Supplied records:
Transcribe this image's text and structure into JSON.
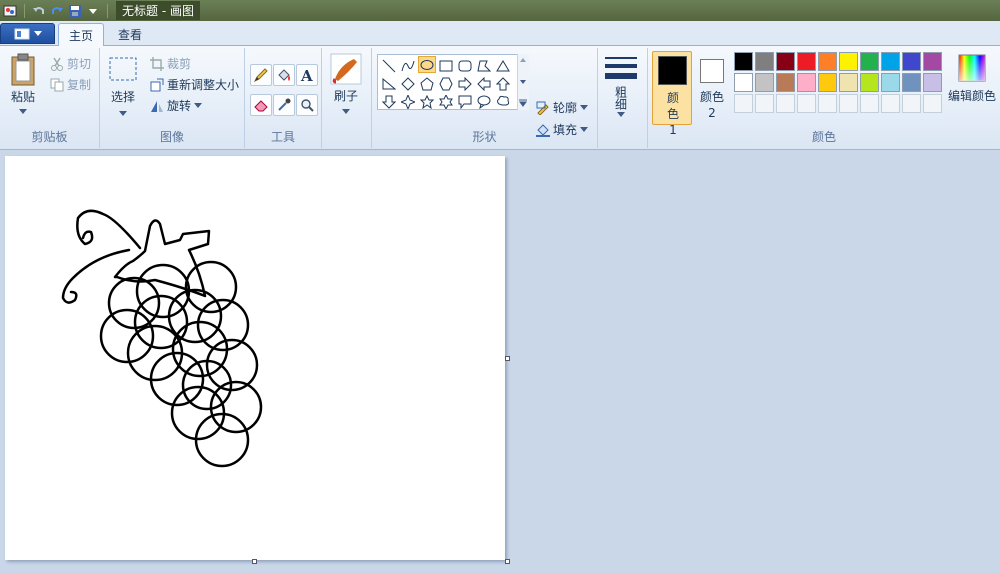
{
  "window": {
    "title": "无标题 - 画图"
  },
  "tabs": [
    {
      "label": "主页",
      "active": true
    },
    {
      "label": "查看",
      "active": false
    }
  ],
  "clipboard": {
    "paste_label": "粘贴",
    "cut_label": "剪切",
    "copy_label": "复制",
    "group_label": "剪贴板"
  },
  "image": {
    "select_label": "选择",
    "crop_label": "裁剪",
    "resize_label": "重新调整大小",
    "rotate_label": "旋转",
    "group_label": "图像"
  },
  "tools": {
    "group_label": "工具",
    "items": [
      "pencil-icon",
      "fill-icon",
      "text-icon",
      "eraser-icon",
      "color-picker-icon",
      "magnifier-icon"
    ]
  },
  "brushes": {
    "label": "刷子"
  },
  "shapes": {
    "group_label": "形状",
    "outline_label": "轮廓",
    "fill_label": "填充",
    "selected": "oval"
  },
  "size": {
    "label": "粗细"
  },
  "colors": {
    "group_label": "颜色",
    "color1_label": "颜色 1",
    "color2_label": "颜色 2",
    "color1": "#000000",
    "color2": "#ffffff",
    "edit_label": "编辑颜色",
    "palette_row1": [
      "#000000",
      "#7f7f7f",
      "#880015",
      "#ed1c24",
      "#ff7f27",
      "#fff200",
      "#22b14c",
      "#00a2e8",
      "#3f48cc",
      "#a349a4"
    ],
    "palette_row2": [
      "#ffffff",
      "#c3c3c3",
      "#b97a57",
      "#ffaec9",
      "#ffc90e",
      "#efe4b0",
      "#b5e61d",
      "#99d9ea",
      "#7092be",
      "#c8bfe7"
    ]
  }
}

Exercise details: Check the data for the word "image" and pull out the lines that have it.

Reply:
Transcribe this image's text and structure into JSON.
  "image": {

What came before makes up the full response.